[BEGIN]

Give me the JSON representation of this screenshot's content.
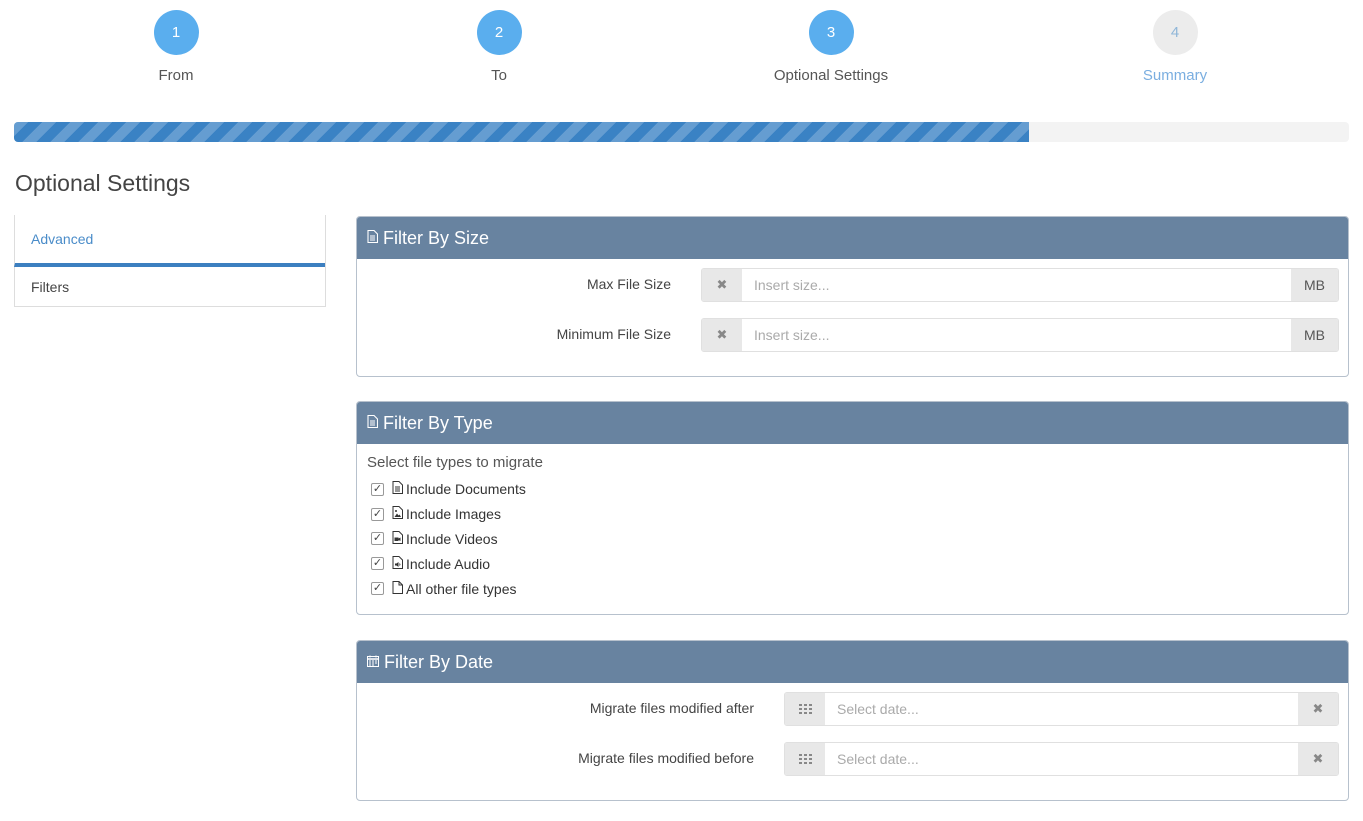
{
  "steps": [
    {
      "number": "1",
      "label": "From",
      "state": "done"
    },
    {
      "number": "2",
      "label": "To",
      "state": "done"
    },
    {
      "number": "3",
      "label": "Optional Settings",
      "state": "current"
    },
    {
      "number": "4",
      "label": "Summary",
      "state": "pending"
    }
  ],
  "progress": {
    "percent": 76
  },
  "page_title": "Optional Settings",
  "sidenav": {
    "items": [
      {
        "label": "Advanced",
        "active": true
      },
      {
        "label": "Filters",
        "active": false
      }
    ]
  },
  "size_panel": {
    "title": "Filter By Size",
    "icon": "document-icon",
    "max": {
      "label": "Max File Size",
      "placeholder": "Insert size...",
      "unit": "MB",
      "value": ""
    },
    "min": {
      "label": "Minimum File Size",
      "placeholder": "Insert size...",
      "unit": "MB",
      "value": ""
    }
  },
  "type_panel": {
    "title": "Filter By Type",
    "icon": "document-icon",
    "hint": "Select file types to migrate",
    "options": [
      {
        "label": "Include Documents",
        "icon": "file-text-icon",
        "checked": true
      },
      {
        "label": "Include Images",
        "icon": "file-image-icon",
        "checked": true
      },
      {
        "label": "Include Videos",
        "icon": "file-video-icon",
        "checked": true
      },
      {
        "label": "Include Audio",
        "icon": "file-audio-icon",
        "checked": true
      },
      {
        "label": "All other file types",
        "icon": "file-blank-icon",
        "checked": true
      }
    ]
  },
  "date_panel": {
    "title": "Filter By Date",
    "icon": "calendar-icon",
    "after": {
      "label": "Migrate files modified after",
      "placeholder": "Select date..."
    },
    "before": {
      "label": "Migrate files modified before",
      "placeholder": "Select date..."
    }
  },
  "colors": {
    "step_active": "#5aaeee",
    "step_pending": "#ececec",
    "progress_fill": "#3a82c4",
    "panel_header": "#6883a0",
    "nav_active": "#4a8cc9"
  }
}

[END]

AIM OF THE TASK »
Every line should be retyped exactly, with the pictures omitted.

TASK OUTPUT »
Give me the JSON representation of this screenshot's content.
{
  "steps": [
    {
      "number": "1",
      "label": "From",
      "state": "done"
    },
    {
      "number": "2",
      "label": "To",
      "state": "done"
    },
    {
      "number": "3",
      "label": "Optional Settings",
      "state": "current"
    },
    {
      "number": "4",
      "label": "Summary",
      "state": "pending"
    }
  ],
  "progress": {
    "percent": 76
  },
  "page_title": "Optional Settings",
  "sidenav": {
    "items": [
      {
        "label": "Advanced",
        "active": true
      },
      {
        "label": "Filters",
        "active": false
      }
    ]
  },
  "size_panel": {
    "title": "Filter By Size",
    "icon": "document-icon",
    "max": {
      "label": "Max File Size",
      "placeholder": "Insert size...",
      "unit": "MB",
      "value": ""
    },
    "min": {
      "label": "Minimum File Size",
      "placeholder": "Insert size...",
      "unit": "MB",
      "value": ""
    }
  },
  "type_panel": {
    "title": "Filter By Type",
    "icon": "document-icon",
    "hint": "Select file types to migrate",
    "options": [
      {
        "label": "Include Documents",
        "icon": "file-text-icon",
        "checked": true
      },
      {
        "label": "Include Images",
        "icon": "file-image-icon",
        "checked": true
      },
      {
        "label": "Include Videos",
        "icon": "file-video-icon",
        "checked": true
      },
      {
        "label": "Include Audio",
        "icon": "file-audio-icon",
        "checked": true
      },
      {
        "label": "All other file types",
        "icon": "file-blank-icon",
        "checked": true
      }
    ]
  },
  "date_panel": {
    "title": "Filter By Date",
    "icon": "calendar-icon",
    "after": {
      "label": "Migrate files modified after",
      "placeholder": "Select date..."
    },
    "before": {
      "label": "Migrate files modified before",
      "placeholder": "Select date..."
    }
  },
  "colors": {
    "step_active": "#5aaeee",
    "step_pending": "#ececec",
    "progress_fill": "#3a82c4",
    "panel_header": "#6883a0",
    "nav_active": "#4a8cc9"
  }
}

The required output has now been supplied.